::: FRAGMENTO
JORGE
LIBERATI
especial
para elMontevideano Laboratorio de Artes
EL
VERDADERO OBJETIVO
Los mejores programas, los mejores docentes,
la mejor administración, el presupuesto más caudaloso, el gobierno que sea más sensible
ante las carencias del pueblo, todo esto es deseable para la educación. Pero,
¿qué hacer con ello? El camino es directo, y es difícil encontrarlo si se da el
caso, como se da, de no haber permanecido en él en el tiempo, de haberse
perdido el rumbo. No por razón de algún cataclismo, por un desastre, peripecia
grave, social, política, económica, sino por simple descuido, por encontrarse
anticuada, fuera de época, decimonónica, libresca. Homero, Platón, San Agustín,
Bacon, Leonardo, Lavoisier, Kant, Schiller, ¿para qué sirven? ¿Y las Cruzadas?
¿El tratado de Versalles? ¿De qué sirve al joven estudiar la célula, la caída
de los cuerpos? La sociedad ha cambiado y exige otros conocimientos. Esta es la
fatídica conclusión, puesto que, ingenuamente, se ha supuesto que los temas de
estudio están ahí como fines en sí mismos, como objetos de aprendizaje y
erudición.
::::::
::: DATOS ALMACENADOS
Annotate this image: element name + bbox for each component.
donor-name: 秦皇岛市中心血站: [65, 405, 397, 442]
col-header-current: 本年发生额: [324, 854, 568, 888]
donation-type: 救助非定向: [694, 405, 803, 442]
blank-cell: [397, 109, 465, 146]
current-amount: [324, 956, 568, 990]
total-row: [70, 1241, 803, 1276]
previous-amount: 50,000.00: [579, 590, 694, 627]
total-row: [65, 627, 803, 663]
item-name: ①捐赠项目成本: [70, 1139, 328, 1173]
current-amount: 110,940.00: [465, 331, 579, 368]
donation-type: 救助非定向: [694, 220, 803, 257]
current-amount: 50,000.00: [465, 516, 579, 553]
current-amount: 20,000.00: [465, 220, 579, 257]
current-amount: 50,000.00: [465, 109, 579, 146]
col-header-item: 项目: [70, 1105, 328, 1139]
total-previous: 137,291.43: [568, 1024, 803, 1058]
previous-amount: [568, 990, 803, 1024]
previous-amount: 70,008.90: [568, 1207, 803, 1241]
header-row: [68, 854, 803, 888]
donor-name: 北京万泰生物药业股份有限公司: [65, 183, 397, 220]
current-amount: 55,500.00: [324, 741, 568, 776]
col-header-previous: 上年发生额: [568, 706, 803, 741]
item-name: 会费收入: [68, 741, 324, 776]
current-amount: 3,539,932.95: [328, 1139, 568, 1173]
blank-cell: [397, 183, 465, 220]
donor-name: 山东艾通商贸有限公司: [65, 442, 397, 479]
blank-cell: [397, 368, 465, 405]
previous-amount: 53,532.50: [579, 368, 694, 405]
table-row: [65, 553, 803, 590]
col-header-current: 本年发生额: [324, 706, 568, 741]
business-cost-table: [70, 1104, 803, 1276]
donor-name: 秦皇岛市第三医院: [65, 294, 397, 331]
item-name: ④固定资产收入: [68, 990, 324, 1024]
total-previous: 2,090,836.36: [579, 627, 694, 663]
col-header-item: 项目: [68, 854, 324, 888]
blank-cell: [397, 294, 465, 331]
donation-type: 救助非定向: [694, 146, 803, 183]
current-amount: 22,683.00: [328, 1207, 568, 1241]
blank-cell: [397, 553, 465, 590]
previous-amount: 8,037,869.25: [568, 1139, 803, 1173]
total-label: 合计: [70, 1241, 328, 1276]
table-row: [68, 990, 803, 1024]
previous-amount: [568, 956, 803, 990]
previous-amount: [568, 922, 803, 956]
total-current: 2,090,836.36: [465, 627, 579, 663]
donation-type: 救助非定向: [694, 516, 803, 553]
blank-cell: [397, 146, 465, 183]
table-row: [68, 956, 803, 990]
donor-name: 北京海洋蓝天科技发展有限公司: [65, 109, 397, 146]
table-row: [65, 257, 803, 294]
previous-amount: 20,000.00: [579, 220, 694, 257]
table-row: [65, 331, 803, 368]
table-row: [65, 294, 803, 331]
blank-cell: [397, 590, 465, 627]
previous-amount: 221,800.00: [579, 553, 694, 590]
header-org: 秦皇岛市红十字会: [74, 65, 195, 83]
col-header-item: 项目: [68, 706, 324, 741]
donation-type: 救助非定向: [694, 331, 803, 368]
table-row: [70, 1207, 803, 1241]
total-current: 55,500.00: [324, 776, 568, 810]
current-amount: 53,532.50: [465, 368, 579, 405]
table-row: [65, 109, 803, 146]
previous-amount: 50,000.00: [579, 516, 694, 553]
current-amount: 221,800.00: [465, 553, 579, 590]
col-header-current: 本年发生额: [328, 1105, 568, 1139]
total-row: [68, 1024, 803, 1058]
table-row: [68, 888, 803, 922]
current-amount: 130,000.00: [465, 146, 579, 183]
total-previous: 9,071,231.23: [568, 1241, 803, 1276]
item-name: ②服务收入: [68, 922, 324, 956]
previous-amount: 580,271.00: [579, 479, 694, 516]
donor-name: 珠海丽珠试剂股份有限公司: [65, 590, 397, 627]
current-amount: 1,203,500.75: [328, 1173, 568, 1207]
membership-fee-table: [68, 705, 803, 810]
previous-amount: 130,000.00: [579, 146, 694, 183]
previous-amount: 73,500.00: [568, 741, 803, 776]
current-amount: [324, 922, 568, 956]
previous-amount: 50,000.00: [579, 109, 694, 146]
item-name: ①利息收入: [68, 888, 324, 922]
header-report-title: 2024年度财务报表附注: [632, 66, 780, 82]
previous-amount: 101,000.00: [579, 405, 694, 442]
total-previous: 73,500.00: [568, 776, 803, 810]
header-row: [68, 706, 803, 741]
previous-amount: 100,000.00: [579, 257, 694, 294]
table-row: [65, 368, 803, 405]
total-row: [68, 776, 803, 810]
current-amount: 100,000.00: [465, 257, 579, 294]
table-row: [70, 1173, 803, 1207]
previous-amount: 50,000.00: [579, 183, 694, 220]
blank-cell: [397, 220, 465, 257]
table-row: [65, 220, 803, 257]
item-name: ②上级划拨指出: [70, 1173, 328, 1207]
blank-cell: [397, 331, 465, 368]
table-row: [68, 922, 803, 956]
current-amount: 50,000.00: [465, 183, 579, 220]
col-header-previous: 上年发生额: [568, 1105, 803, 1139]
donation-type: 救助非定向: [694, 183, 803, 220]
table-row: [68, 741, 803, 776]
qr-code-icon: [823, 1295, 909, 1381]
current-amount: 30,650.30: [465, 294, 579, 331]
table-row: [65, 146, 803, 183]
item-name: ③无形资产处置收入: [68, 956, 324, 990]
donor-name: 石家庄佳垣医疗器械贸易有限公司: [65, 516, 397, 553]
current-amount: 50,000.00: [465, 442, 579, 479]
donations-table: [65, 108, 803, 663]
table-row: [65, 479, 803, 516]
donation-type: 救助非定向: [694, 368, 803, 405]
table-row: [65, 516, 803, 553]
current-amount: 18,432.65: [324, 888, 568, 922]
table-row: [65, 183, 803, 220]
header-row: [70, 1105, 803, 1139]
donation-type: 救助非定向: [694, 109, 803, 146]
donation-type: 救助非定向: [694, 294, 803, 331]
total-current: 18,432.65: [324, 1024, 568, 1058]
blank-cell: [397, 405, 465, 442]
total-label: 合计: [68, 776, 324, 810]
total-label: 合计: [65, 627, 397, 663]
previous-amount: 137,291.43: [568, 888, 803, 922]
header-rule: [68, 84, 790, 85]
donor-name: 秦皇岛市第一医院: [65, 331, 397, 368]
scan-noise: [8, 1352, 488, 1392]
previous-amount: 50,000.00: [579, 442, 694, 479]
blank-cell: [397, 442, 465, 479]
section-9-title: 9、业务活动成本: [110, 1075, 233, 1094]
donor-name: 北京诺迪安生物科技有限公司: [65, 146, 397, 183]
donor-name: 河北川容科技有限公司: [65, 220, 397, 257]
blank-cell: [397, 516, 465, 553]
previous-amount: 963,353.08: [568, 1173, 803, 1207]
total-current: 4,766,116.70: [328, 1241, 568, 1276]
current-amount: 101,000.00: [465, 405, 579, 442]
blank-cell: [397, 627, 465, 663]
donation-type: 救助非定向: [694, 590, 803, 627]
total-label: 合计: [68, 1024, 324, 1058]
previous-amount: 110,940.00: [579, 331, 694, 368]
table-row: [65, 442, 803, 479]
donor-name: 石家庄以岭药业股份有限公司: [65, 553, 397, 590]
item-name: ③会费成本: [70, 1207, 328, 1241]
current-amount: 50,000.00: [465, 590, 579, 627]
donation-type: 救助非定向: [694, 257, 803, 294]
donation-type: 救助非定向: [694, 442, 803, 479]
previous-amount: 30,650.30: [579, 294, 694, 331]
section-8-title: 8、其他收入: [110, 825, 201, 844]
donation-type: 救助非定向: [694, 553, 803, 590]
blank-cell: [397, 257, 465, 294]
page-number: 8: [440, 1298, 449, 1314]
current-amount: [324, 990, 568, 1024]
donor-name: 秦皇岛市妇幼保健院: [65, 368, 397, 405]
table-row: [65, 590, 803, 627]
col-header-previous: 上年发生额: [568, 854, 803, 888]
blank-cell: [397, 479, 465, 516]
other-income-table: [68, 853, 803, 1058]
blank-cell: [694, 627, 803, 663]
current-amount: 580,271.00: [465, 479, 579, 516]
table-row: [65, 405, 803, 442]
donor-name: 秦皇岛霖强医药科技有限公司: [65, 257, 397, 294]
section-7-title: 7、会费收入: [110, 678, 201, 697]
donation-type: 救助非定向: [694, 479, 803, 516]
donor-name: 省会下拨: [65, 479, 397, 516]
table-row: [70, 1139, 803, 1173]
::::::
Escribe la continuación del fragmento sobre el verdadero objetivo de la educación a partir de su última oración. Los registros no tienen ningún papel en esto.

RESPUESTA |
Si fuera así, sería completa verdad que no
sirven para nada. Pero no es así. Están ahí sólo como medios para alcanzar otro fin, el conocimiento, el enterarse
de cómo es el mundo, el saber qué es el personaje genéricamente llamado hombre, qué le espera a este personaje cuando
nace a la vida, en qué lugar del universo tiene lugar su existencia. Ese conocimiento es el fin, la
amplitud mental a que da lugar, la preparación imprescindible para pensar como
condición previa para hacer, crear, construir. Se trata del conocimiento
propio, del individuo en su esfera consciente, conocimiento que necesitará
desde el momento en que dé los primeros pasos. No podrá depender sólo del otro
conocimiento, el de la civilización, el de la sociedad que le estará esperando
con todas sus dádivas. No podrá se un usuario sin dar nada; no podrá cosechar
sin plantar, no obtendrá nada verdadero si no pone su verdad personal, su grano de arena. No logrará nada si se
prepara para un oficio y ha descuidado la preparación para ser un humano.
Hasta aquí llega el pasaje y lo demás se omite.